GOAL ->
Count the lines in the records below that contain the string "Votes", and give only that number.

GIVEN RECORDS ->

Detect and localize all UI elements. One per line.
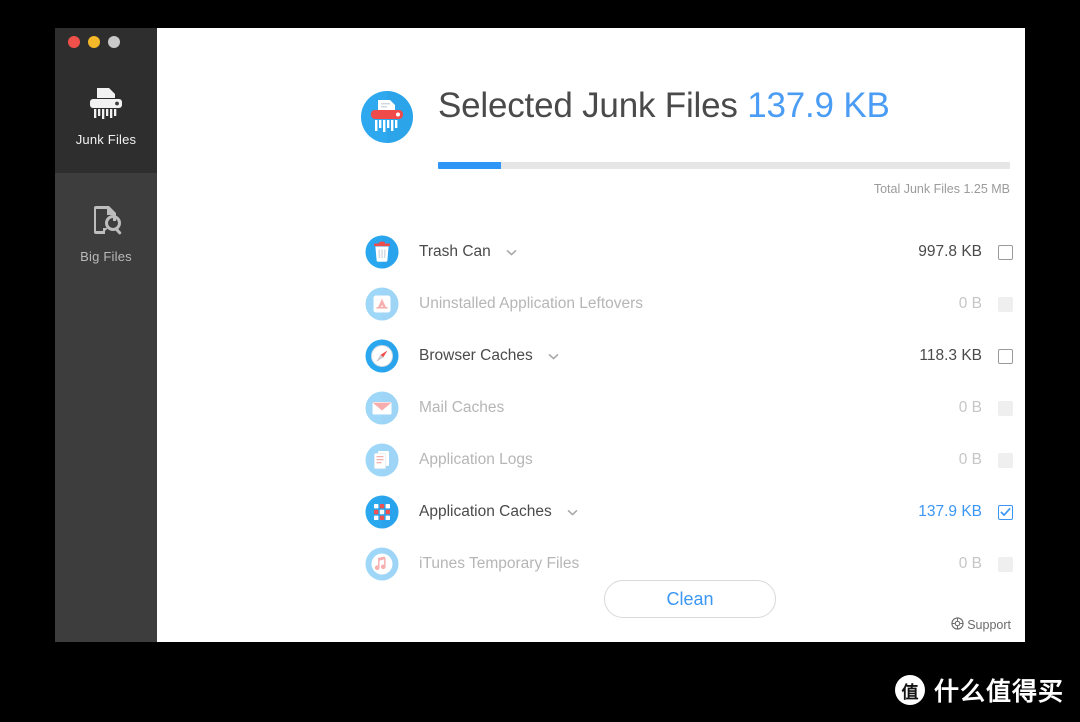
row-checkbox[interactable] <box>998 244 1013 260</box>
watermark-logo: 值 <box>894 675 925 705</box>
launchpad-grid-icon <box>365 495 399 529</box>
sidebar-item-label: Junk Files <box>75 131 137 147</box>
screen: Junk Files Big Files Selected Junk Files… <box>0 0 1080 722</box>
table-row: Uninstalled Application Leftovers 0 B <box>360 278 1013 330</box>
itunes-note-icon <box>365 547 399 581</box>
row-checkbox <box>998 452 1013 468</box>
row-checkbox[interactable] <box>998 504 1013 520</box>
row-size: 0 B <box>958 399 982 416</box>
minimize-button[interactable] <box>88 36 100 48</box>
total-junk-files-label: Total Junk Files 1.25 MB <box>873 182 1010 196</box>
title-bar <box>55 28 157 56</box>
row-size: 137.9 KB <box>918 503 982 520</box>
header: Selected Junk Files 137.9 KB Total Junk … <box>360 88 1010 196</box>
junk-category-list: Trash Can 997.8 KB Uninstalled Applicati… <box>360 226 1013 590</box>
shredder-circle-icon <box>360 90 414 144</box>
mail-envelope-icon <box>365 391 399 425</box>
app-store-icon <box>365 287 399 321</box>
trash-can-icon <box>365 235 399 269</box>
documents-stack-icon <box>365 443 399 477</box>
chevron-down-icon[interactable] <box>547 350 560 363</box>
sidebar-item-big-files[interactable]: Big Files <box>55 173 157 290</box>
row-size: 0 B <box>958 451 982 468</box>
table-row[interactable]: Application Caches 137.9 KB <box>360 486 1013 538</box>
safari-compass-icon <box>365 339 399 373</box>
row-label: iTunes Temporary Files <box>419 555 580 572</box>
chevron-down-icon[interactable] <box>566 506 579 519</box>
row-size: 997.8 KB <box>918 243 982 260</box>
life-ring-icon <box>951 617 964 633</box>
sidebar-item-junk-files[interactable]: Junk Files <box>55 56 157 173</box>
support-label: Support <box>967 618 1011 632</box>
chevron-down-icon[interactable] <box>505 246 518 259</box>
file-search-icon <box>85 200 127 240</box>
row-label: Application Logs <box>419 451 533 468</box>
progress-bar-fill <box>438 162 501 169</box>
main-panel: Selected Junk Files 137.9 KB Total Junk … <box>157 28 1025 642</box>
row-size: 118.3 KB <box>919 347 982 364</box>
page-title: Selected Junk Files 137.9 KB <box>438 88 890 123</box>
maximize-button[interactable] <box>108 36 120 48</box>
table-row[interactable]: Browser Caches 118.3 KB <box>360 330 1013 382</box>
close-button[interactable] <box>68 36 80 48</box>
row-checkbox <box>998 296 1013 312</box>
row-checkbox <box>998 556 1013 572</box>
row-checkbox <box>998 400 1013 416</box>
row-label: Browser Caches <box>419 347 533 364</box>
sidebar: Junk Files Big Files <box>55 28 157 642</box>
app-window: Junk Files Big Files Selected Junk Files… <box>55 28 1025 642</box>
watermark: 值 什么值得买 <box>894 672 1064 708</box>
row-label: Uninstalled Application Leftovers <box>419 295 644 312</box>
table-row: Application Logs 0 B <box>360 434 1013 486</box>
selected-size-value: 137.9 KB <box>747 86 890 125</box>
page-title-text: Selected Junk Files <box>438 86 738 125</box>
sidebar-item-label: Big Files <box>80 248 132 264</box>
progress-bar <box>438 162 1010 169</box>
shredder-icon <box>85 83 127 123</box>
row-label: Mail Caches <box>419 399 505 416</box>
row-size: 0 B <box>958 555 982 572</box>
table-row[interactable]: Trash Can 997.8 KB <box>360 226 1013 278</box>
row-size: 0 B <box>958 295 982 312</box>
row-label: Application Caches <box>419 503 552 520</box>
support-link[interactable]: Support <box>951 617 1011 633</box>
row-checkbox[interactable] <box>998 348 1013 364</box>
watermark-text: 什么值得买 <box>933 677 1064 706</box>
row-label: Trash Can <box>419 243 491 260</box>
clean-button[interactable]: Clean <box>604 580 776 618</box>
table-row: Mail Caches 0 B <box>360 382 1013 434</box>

* * *

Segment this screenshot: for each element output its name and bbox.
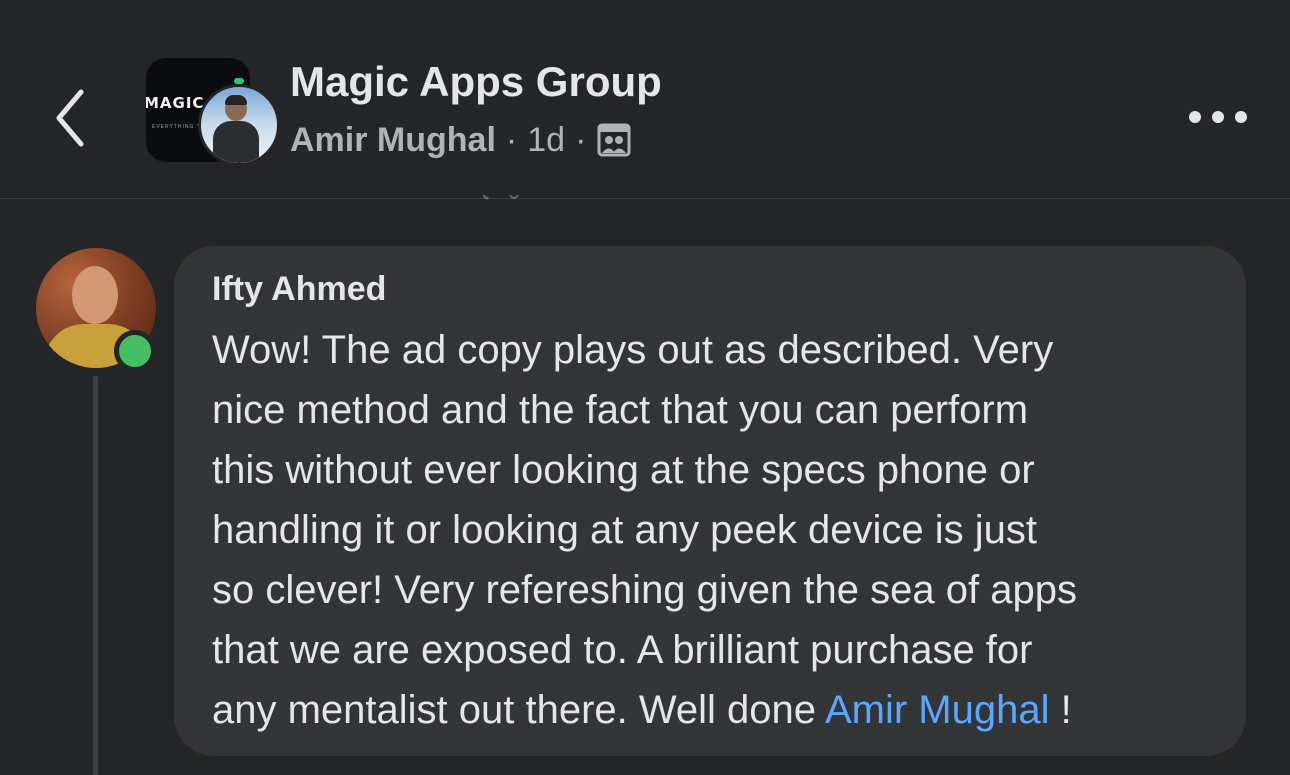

==

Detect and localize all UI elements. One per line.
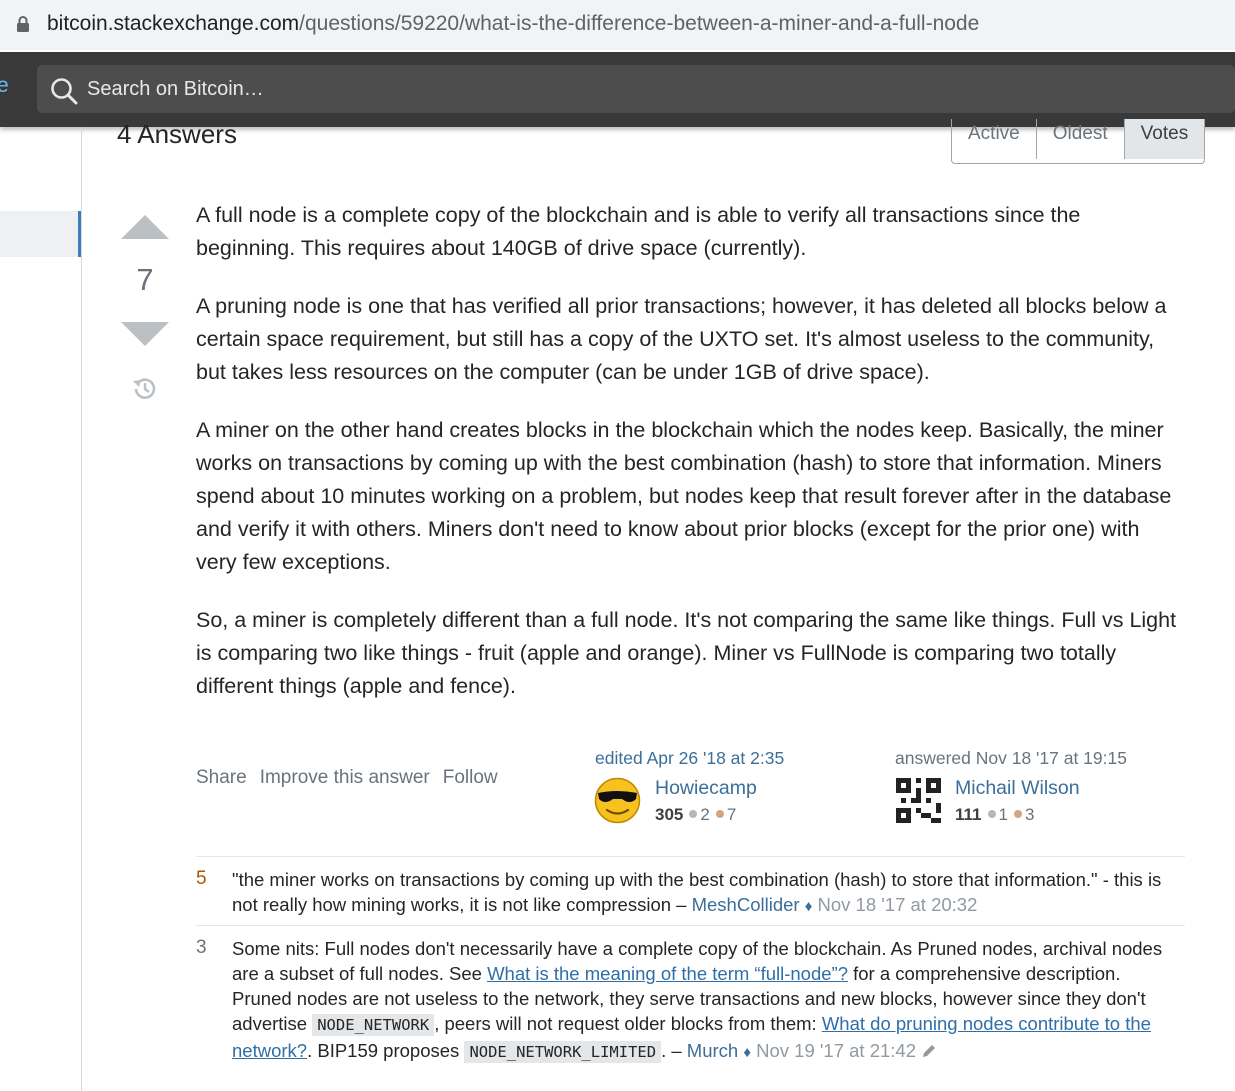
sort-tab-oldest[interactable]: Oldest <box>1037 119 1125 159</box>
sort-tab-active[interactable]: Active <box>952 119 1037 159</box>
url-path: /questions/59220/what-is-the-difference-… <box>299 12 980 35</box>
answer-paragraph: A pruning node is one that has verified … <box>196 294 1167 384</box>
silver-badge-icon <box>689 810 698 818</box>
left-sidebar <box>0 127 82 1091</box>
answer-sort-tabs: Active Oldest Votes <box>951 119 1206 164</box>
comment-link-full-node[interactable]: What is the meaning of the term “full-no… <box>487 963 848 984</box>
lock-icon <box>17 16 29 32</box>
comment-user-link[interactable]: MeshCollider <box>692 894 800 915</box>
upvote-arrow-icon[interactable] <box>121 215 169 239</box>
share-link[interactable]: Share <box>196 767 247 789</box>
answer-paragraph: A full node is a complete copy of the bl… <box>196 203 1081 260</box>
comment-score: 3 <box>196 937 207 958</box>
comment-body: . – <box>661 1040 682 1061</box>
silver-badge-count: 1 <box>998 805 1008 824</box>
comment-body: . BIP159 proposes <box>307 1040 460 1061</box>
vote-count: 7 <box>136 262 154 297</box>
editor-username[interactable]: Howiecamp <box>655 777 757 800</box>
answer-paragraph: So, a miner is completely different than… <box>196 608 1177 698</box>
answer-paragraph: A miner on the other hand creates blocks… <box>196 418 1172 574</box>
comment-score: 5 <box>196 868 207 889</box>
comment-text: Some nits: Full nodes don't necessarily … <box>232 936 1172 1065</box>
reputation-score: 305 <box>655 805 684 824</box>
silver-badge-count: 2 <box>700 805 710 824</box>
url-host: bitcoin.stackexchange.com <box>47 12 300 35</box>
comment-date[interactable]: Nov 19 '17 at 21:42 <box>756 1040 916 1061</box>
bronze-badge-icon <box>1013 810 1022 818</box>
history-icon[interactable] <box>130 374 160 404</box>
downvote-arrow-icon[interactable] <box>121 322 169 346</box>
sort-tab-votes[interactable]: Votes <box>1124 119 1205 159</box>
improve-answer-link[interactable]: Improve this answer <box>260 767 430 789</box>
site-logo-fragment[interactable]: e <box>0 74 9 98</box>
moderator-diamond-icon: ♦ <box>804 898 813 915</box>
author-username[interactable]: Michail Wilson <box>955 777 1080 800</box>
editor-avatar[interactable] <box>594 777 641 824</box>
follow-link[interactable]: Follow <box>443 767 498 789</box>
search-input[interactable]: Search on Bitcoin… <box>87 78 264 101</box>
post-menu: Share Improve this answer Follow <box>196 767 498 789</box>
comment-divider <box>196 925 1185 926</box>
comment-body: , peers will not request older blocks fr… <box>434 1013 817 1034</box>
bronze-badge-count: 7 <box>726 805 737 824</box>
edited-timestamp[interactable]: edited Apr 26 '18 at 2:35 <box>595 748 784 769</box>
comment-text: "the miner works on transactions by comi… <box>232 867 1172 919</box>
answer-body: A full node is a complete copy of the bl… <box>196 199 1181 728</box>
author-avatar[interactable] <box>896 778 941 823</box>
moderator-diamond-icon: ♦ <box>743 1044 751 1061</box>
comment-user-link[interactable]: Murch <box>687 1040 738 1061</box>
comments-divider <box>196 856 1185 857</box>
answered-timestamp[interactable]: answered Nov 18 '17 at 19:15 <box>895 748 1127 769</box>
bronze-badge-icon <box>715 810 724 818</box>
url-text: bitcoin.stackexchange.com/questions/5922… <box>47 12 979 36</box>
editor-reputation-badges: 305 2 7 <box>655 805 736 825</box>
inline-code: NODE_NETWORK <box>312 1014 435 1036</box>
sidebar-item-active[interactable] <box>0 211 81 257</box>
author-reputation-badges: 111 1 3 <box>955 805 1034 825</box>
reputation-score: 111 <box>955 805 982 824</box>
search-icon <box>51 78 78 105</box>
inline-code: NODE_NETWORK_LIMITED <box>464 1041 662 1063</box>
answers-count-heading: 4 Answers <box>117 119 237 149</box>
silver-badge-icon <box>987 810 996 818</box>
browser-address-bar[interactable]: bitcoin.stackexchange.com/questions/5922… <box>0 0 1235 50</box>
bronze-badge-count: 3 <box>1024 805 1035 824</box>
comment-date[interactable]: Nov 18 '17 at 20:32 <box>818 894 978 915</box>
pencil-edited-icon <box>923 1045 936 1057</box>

THE ANSWER ->
2